▶ [STATED TASK]: Output the data below in full, byte for byte. Nothing may differ.

▶ [PROVIDED INFORMATION]:
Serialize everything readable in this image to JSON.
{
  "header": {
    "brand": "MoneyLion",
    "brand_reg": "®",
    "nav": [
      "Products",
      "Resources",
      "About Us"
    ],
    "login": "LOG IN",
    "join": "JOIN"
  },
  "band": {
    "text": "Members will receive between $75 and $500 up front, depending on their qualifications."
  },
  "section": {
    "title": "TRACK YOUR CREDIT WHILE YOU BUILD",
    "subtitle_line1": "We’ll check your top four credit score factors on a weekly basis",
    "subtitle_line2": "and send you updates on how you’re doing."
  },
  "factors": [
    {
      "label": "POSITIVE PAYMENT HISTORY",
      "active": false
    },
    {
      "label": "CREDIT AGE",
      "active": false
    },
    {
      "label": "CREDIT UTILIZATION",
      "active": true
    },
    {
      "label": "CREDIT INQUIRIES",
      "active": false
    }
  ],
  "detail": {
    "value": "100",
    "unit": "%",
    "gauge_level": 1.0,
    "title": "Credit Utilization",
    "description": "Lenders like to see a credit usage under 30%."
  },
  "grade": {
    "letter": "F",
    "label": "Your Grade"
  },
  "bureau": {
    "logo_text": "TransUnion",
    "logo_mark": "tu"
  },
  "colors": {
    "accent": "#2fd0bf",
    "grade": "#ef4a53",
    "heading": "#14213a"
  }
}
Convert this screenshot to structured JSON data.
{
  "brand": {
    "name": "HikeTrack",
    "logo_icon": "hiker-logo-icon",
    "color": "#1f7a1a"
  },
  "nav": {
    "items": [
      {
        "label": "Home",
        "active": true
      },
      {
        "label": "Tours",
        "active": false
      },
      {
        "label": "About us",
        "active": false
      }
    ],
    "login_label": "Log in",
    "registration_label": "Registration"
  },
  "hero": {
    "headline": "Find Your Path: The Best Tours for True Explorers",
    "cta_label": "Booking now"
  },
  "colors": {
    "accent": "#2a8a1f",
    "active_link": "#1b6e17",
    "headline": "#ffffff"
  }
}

▶ [RESPONSE BELOW]:
Serialize everything readable in this image to JSON.
{
  "header": {
    "brand": "MoneyLion",
    "brand_reg": "®",
    "nav": [
      "Products",
      "Resources",
      "About Us"
    ],
    "login": "LOG IN",
    "join": "JOIN"
  },
  "band": {
    "text": "Members will receive between $75 and $500 up front, depending on their qualifications."
  },
  "section": {
    "title": "TRACK YOUR CREDIT WHILE YOU BUILD",
    "subtitle_line1": "We’ll check your top four credit score factors on a weekly basis",
    "subtitle_line2": "and send you updates on how you’re doing."
  },
  "factors": [
    {
      "label": "POSITIVE PAYMENT HISTORY",
      "active": false
    },
    {
      "label": "CREDIT AGE",
      "active": false
    },
    {
      "label": "CREDIT UTILIZATION",
      "active": true
    },
    {
      "label": "CREDIT INQUIRIES",
      "active": false
    }
  ],
  "detail": {
    "value": "100",
    "unit": "%",
    "gauge_level": 1.0,
    "title": "Credit Utilization",
    "description": "Lenders like to see a credit usage under 30%."
  },
  "grade": {
    "letter": "F",
    "label": "Your Grade"
  },
  "bureau": {
    "logo_text": "TransUnion",
    "logo_mark": "tu"
  },
  "colors": {
    "accent": "#2fd0bf",
    "grade": "#ef4a53",
    "heading": "#14213a"
  }
}
Convert this screenshot to structured JSON data.
{
  "brand": {
    "name": "HikeTrack",
    "logo_icon": "hiker-logo-icon",
    "color": "#1f7a1a"
  },
  "nav": {
    "items": [
      {
        "label": "Home",
        "active": true
      },
      {
        "label": "Tours",
        "active": false
      },
      {
        "label": "About us",
        "active": false
      }
    ],
    "login_label": "Log in",
    "registration_label": "Registration"
  },
  "hero": {
    "headline": "Find Your Path: The Best Tours for True Explorers",
    "cta_label": "Booking now"
  },
  "colors": {
    "accent": "#2a8a1f",
    "active_link": "#1b6e17",
    "headline": "#ffffff"
  }
}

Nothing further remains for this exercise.